▸ Passage to read:
_____

I disable the decrementer in the stop_cpu path... that may not be
sufficient for the pseries_mach_cpu_die() path, I'll have to experiment.

However, even if it did, it shouldn't be just changing the value,
especially not to something illegal.

> This will not happen always, but I could see a window of time during
> which this may happen.  But that should not change the preempt_count
> unconditionally to -1 with the same stack pointer.
> 
>> ti->stomp_on_me: 57005
>> ti->preempt_count: ffffffff
>> ti->stomp_on_me_too: 48879
>> ti->local_flags: 0
> 
> Is there a method to identify whether we had executed any of the
> interrupt handler while in this code?

I'd like to know as well. If anyone knows, please share. Otherwise
I'll be trying to sort that out tomorrow.

> 
>> *** end thread_info ***
>>
>> Are there any additional thoughts on what might be causing preempt_count to change?
>> I was thinking that cede might somehow force it to 0 (or perhaps one of the
>> preempt_count explicit value setters in irq.c) and then decrement it - but that dec
>> should trigger an error in the dec_preempt_count() as I have CONFIG_DEBUG_PREEMPT=y.
> 
> Decrementer is only the suspect, we have not yet proved that the dec
> handler is being executed.  Can somebody be using our stack?  The
> pointer is same.. but do we still own it?  I cannot think of how
> somebody else could be using this cpu's stack... but just a thought to
> explain this anomaly.
> 
> --Vaidy

Thanks for the thoughts,

-- 
Darren Hart
IBM Linux Technology Center
Real-Time Linux Team

_____

▸ Data excerpt:
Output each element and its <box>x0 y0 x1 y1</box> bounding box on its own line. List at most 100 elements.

_____

▸ Task list:
(A) From the preempt_count thread, reproduce word for word the part starting with "However, even if" and going on through "in this code?".
(B) Answer these questions from the preempt_count thread:
(i) Which debug option does the writer say is set to y?
(ii) What value is printed for ti->preempt_count?
(iii) Which team is listed under IBM Linux Technology Center in the signature?
(C) Which fields with the ti-> prefix are printed in the preempt_count thread? List every one.

▸ Full answers:
(A)
However, even if it did, it shouldn't be just changing the value,
especially not to something illegal.

> This will not happen always, but I could see a window of time during
> which this may happen.  But that should not change the preempt_count
> unconditionally to -1 with the same stack pointer.
> 
>> ti->stomp_on_me: 57005
>> ti->preempt_count: ffffffff
>> ti->stomp_on_me_too: 48879
>> ti->local_flags: 0
> 
> Is there a method to identify whether we had executed any of the
> interrupt handler while in this code?

(B)
(i) CONFIG_DEBUG_PREEMPT
(ii) ffffffff
(iii) Real-Time Linux Team

(C) ti->stomp_on_me, ti->preempt_count, ti->stomp_on_me_too, ti->local_flags